▸ Source data
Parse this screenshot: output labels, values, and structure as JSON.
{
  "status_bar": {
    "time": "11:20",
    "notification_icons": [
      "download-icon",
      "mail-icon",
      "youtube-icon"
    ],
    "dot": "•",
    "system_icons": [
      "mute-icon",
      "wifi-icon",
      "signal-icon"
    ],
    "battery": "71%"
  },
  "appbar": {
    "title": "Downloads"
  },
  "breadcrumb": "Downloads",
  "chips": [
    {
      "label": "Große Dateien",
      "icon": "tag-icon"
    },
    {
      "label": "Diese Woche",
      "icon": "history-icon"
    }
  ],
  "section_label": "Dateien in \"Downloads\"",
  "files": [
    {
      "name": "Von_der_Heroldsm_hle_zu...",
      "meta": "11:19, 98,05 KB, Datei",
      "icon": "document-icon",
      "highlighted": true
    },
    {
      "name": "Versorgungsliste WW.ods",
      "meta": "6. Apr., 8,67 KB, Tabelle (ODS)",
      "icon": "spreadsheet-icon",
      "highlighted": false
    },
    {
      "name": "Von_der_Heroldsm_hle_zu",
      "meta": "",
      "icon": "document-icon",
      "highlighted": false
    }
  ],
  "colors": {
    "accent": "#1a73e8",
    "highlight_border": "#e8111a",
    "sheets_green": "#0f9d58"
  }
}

▸ Objective
Restate each record exactly as written.

▸ Task response
Parse this screenshot: output labels, values, and structure as JSON.
{
  "status_bar": {
    "time": "11:20",
    "notification_icons": [
      "download-icon",
      "mail-icon",
      "youtube-icon"
    ],
    "dot": "•",
    "system_icons": [
      "mute-icon",
      "wifi-icon",
      "signal-icon"
    ],
    "battery": "71%"
  },
  "appbar": {
    "title": "Downloads"
  },
  "breadcrumb": "Downloads",
  "chips": [
    {
      "label": "Große Dateien",
      "icon": "tag-icon"
    },
    {
      "label": "Diese Woche",
      "icon": "history-icon"
    }
  ],
  "section_label": "Dateien in \"Downloads\"",
  "files": [
    {
      "name": "Von_der_Heroldsm_hle_zu...",
      "meta": "11:19, 98,05 KB, Datei",
      "icon": "document-icon",
      "highlighted": true
    },
    {
      "name": "Versorgungsliste WW.ods",
      "meta": "6. Apr., 8,67 KB, Tabelle (ODS)",
      "icon": "spreadsheet-icon",
      "highlighted": false
    },
    {
      "name": "Von_der_Heroldsm_hle_zu",
      "meta": "",
      "icon": "document-icon",
      "highlighted": false
    }
  ],
  "colors": {
    "accent": "#1a73e8",
    "highlight_border": "#e8111a",
    "sheets_green": "#0f9d58"
  }
}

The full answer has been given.